---------- DATASET RECORDS ----------

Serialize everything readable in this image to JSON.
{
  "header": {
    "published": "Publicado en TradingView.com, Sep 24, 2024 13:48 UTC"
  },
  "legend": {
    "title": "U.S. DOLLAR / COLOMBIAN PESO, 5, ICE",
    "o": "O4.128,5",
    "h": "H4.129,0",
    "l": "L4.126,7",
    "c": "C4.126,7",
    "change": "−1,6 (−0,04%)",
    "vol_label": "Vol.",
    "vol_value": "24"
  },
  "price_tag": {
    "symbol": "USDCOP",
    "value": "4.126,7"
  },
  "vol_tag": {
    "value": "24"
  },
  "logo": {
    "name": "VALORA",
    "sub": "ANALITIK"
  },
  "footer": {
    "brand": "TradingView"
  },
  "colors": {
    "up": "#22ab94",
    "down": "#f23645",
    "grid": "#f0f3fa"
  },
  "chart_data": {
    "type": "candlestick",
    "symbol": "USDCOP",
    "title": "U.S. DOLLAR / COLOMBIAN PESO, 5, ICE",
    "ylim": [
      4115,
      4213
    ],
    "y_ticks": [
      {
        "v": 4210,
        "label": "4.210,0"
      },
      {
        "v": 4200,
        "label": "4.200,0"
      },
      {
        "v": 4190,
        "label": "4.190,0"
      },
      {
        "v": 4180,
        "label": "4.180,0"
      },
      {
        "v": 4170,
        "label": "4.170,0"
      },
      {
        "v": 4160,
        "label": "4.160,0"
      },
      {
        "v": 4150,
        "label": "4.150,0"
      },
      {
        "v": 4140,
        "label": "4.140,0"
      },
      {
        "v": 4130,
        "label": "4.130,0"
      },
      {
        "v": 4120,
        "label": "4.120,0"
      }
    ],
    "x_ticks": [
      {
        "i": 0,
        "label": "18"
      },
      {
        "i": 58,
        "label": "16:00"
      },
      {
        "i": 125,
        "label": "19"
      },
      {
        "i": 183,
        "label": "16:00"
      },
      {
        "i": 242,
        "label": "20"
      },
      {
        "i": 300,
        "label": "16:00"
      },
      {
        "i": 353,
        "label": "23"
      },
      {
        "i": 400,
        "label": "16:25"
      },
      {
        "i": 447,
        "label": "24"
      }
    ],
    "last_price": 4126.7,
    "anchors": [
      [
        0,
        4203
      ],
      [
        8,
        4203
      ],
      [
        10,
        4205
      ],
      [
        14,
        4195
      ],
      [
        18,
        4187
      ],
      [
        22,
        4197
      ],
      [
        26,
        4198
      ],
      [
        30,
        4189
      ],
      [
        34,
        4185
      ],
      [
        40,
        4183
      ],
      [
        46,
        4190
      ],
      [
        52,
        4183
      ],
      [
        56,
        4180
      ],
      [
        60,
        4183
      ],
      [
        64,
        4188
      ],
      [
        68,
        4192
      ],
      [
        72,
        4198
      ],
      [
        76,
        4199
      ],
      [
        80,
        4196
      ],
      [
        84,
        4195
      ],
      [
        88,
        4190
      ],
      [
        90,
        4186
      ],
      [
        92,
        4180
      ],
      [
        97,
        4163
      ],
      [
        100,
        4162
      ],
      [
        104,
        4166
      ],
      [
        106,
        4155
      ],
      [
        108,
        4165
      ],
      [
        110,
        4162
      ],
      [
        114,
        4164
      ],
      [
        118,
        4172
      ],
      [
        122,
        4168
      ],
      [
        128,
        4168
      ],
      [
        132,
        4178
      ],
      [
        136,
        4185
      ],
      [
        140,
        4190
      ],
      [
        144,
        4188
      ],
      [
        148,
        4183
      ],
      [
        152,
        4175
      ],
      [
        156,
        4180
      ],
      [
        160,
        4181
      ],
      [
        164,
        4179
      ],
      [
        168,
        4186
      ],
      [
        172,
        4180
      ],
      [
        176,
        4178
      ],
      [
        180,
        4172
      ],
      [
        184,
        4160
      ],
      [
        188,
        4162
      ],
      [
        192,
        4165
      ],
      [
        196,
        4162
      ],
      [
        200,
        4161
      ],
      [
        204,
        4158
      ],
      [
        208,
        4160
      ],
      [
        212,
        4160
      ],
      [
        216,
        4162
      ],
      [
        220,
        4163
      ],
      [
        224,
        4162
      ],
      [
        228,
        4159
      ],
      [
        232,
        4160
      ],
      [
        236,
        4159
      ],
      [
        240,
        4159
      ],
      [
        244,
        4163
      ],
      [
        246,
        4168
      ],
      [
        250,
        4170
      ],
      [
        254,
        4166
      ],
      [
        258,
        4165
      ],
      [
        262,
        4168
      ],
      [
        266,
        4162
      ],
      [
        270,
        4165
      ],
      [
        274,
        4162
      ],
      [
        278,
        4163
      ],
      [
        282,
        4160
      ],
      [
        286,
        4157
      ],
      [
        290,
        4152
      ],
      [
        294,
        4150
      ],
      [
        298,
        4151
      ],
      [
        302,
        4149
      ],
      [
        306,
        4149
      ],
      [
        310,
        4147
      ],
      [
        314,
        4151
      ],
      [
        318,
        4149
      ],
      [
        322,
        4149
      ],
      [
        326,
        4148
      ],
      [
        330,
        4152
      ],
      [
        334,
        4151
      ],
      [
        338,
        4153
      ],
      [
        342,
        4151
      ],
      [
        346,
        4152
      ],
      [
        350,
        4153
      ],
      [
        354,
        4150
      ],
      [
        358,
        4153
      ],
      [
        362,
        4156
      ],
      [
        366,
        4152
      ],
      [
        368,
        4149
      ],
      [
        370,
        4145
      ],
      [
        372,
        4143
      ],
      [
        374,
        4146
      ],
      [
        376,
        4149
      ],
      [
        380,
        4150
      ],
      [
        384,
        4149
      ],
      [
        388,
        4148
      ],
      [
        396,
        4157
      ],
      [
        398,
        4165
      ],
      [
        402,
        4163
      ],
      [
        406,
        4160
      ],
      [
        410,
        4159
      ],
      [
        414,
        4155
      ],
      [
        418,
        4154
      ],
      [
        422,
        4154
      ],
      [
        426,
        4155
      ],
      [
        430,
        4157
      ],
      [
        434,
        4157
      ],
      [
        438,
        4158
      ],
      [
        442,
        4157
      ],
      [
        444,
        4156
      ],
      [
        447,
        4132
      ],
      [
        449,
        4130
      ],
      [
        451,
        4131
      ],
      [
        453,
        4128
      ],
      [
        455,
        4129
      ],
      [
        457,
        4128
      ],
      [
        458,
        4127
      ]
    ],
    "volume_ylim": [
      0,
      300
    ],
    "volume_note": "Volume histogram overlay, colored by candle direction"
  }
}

----------

YOUR GOAL = Write every line of the material above again, exactly.

RESULT FOR THIS TASK =
Serialize everything readable in this image to JSON.
{
  "header": {
    "published": "Publicado en TradingView.com, Sep 24, 2024 13:48 UTC"
  },
  "legend": {
    "title": "U.S. DOLLAR / COLOMBIAN PESO, 5, ICE",
    "o": "O4.128,5",
    "h": "H4.129,0",
    "l": "L4.126,7",
    "c": "C4.126,7",
    "change": "−1,6 (−0,04%)",
    "vol_label": "Vol.",
    "vol_value": "24"
  },
  "price_tag": {
    "symbol": "USDCOP",
    "value": "4.126,7"
  },
  "vol_tag": {
    "value": "24"
  },
  "logo": {
    "name": "VALORA",
    "sub": "ANALITIK"
  },
  "footer": {
    "brand": "TradingView"
  },
  "colors": {
    "up": "#22ab94",
    "down": "#f23645",
    "grid": "#f0f3fa"
  },
  "chart_data": {
    "type": "candlestick",
    "symbol": "USDCOP",
    "title": "U.S. DOLLAR / COLOMBIAN PESO, 5, ICE",
    "ylim": [
      4115,
      4213
    ],
    "y_ticks": [
      {
        "v": 4210,
        "label": "4.210,0"
      },
      {
        "v": 4200,
        "label": "4.200,0"
      },
      {
        "v": 4190,
        "label": "4.190,0"
      },
      {
        "v": 4180,
        "label": "4.180,0"
      },
      {
        "v": 4170,
        "label": "4.170,0"
      },
      {
        "v": 4160,
        "label": "4.160,0"
      },
      {
        "v": 4150,
        "label": "4.150,0"
      },
      {
        "v": 4140,
        "label": "4.140,0"
      },
      {
        "v": 4130,
        "label": "4.130,0"
      },
      {
        "v": 4120,
        "label": "4.120,0"
      }
    ],
    "x_ticks": [
      {
        "i": 0,
        "label": "18"
      },
      {
        "i": 58,
        "label": "16:00"
      },
      {
        "i": 125,
        "label": "19"
      },
      {
        "i": 183,
        "label": "16:00"
      },
      {
        "i": 242,
        "label": "20"
      },
      {
        "i": 300,
        "label": "16:00"
      },
      {
        "i": 353,
        "label": "23"
      },
      {
        "i": 400,
        "label": "16:25"
      },
      {
        "i": 447,
        "label": "24"
      }
    ],
    "last_price": 4126.7,
    "anchors": [
      [
        0,
        4203
      ],
      [
        8,
        4203
      ],
      [
        10,
        4205
      ],
      [
        14,
        4195
      ],
      [
        18,
        4187
      ],
      [
        22,
        4197
      ],
      [
        26,
        4198
      ],
      [
        30,
        4189
      ],
      [
        34,
        4185
      ],
      [
        40,
        4183
      ],
      [
        46,
        4190
      ],
      [
        52,
        4183
      ],
      [
        56,
        4180
      ],
      [
        60,
        4183
      ],
      [
        64,
        4188
      ],
      [
        68,
        4192
      ],
      [
        72,
        4198
      ],
      [
        76,
        4199
      ],
      [
        80,
        4196
      ],
      [
        84,
        4195
      ],
      [
        88,
        4190
      ],
      [
        90,
        4186
      ],
      [
        92,
        4180
      ],
      [
        97,
        4163
      ],
      [
        100,
        4162
      ],
      [
        104,
        4166
      ],
      [
        106,
        4155
      ],
      [
        108,
        4165
      ],
      [
        110,
        4162
      ],
      [
        114,
        4164
      ],
      [
        118,
        4172
      ],
      [
        122,
        4168
      ],
      [
        128,
        4168
      ],
      [
        132,
        4178
      ],
      [
        136,
        4185
      ],
      [
        140,
        4190
      ],
      [
        144,
        4188
      ],
      [
        148,
        4183
      ],
      [
        152,
        4175
      ],
      [
        156,
        4180
      ],
      [
        160,
        4181
      ],
      [
        164,
        4179
      ],
      [
        168,
        4186
      ],
      [
        172,
        4180
      ],
      [
        176,
        4178
      ],
      [
        180,
        4172
      ],
      [
        184,
        4160
      ],
      [
        188,
        4162
      ],
      [
        192,
        4165
      ],
      [
        196,
        4162
      ],
      [
        200,
        4161
      ],
      [
        204,
        4158
      ],
      [
        208,
        4160
      ],
      [
        212,
        4160
      ],
      [
        216,
        4162
      ],
      [
        220,
        4163
      ],
      [
        224,
        4162
      ],
      [
        228,
        4159
      ],
      [
        232,
        4160
      ],
      [
        236,
        4159
      ],
      [
        240,
        4159
      ],
      [
        244,
        4163
      ],
      [
        246,
        4168
      ],
      [
        250,
        4170
      ],
      [
        254,
        4166
      ],
      [
        258,
        4165
      ],
      [
        262,
        4168
      ],
      [
        266,
        4162
      ],
      [
        270,
        4165
      ],
      [
        274,
        4162
      ],
      [
        278,
        4163
      ],
      [
        282,
        4160
      ],
      [
        286,
        4157
      ],
      [
        290,
        4152
      ],
      [
        294,
        4150
      ],
      [
        298,
        4151
      ],
      [
        302,
        4149
      ],
      [
        306,
        4149
      ],
      [
        310,
        4147
      ],
      [
        314,
        4151
      ],
      [
        318,
        4149
      ],
      [
        322,
        4149
      ],
      [
        326,
        4148
      ],
      [
        330,
        4152
      ],
      [
        334,
        4151
      ],
      [
        338,
        4153
      ],
      [
        342,
        4151
      ],
      [
        346,
        4152
      ],
      [
        350,
        4153
      ],
      [
        354,
        4150
      ],
      [
        358,
        4153
      ],
      [
        362,
        4156
      ],
      [
        366,
        4152
      ],
      [
        368,
        4149
      ],
      [
        370,
        4145
      ],
      [
        372,
        4143
      ],
      [
        374,
        4146
      ],
      [
        376,
        4149
      ],
      [
        380,
        4150
      ],
      [
        384,
        4149
      ],
      [
        388,
        4148
      ],
      [
        396,
        4157
      ],
      [
        398,
        4165
      ],
      [
        402,
        4163
      ],
      [
        406,
        4160
      ],
      [
        410,
        4159
      ],
      [
        414,
        4155
      ],
      [
        418,
        4154
      ],
      [
        422,
        4154
      ],
      [
        426,
        4155
      ],
      [
        430,
        4157
      ],
      [
        434,
        4157
      ],
      [
        438,
        4158
      ],
      [
        442,
        4157
      ],
      [
        444,
        4156
      ],
      [
        447,
        4132
      ],
      [
        449,
        4130
      ],
      [
        451,
        4131
      ],
      [
        453,
        4128
      ],
      [
        455,
        4129
      ],
      [
        457,
        4128
      ],
      [
        458,
        4127
      ]
    ],
    "volume_ylim": [
      0,
      300
    ],
    "volume_note": "Volume histogram overlay, colored by candle direction"
  }
}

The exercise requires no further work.